Goal: In the records below, work out how many lines hold the word "name". Report the number alone.

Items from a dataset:
#####

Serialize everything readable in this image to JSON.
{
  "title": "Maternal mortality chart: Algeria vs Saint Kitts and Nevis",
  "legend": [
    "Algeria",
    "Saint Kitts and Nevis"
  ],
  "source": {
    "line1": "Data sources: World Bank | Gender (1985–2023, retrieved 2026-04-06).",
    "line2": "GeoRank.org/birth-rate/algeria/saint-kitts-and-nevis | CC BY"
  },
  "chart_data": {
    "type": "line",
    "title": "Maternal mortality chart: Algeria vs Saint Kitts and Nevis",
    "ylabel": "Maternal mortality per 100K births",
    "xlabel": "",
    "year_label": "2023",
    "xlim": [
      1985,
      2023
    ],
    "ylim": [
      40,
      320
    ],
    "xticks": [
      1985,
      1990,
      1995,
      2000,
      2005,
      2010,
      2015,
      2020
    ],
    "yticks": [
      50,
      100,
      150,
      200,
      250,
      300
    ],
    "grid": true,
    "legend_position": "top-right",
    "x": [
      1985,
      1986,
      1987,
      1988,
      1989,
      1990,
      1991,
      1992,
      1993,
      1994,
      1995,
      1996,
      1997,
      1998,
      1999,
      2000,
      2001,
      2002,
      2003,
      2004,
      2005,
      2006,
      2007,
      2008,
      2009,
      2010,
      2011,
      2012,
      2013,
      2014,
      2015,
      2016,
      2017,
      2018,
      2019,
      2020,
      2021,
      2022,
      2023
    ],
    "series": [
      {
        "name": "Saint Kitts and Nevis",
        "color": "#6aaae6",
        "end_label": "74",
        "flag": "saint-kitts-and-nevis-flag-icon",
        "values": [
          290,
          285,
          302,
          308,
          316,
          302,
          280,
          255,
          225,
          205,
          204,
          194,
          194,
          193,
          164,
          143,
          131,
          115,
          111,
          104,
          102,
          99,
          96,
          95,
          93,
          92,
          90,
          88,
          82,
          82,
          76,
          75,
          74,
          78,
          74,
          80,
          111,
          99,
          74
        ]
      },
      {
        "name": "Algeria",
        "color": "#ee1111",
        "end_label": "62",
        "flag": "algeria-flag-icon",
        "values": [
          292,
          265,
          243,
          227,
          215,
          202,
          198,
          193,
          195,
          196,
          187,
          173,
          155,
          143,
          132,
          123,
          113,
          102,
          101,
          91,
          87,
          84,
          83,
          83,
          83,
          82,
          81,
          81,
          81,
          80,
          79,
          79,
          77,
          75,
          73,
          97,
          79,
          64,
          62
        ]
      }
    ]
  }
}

#####

Response to the task: 2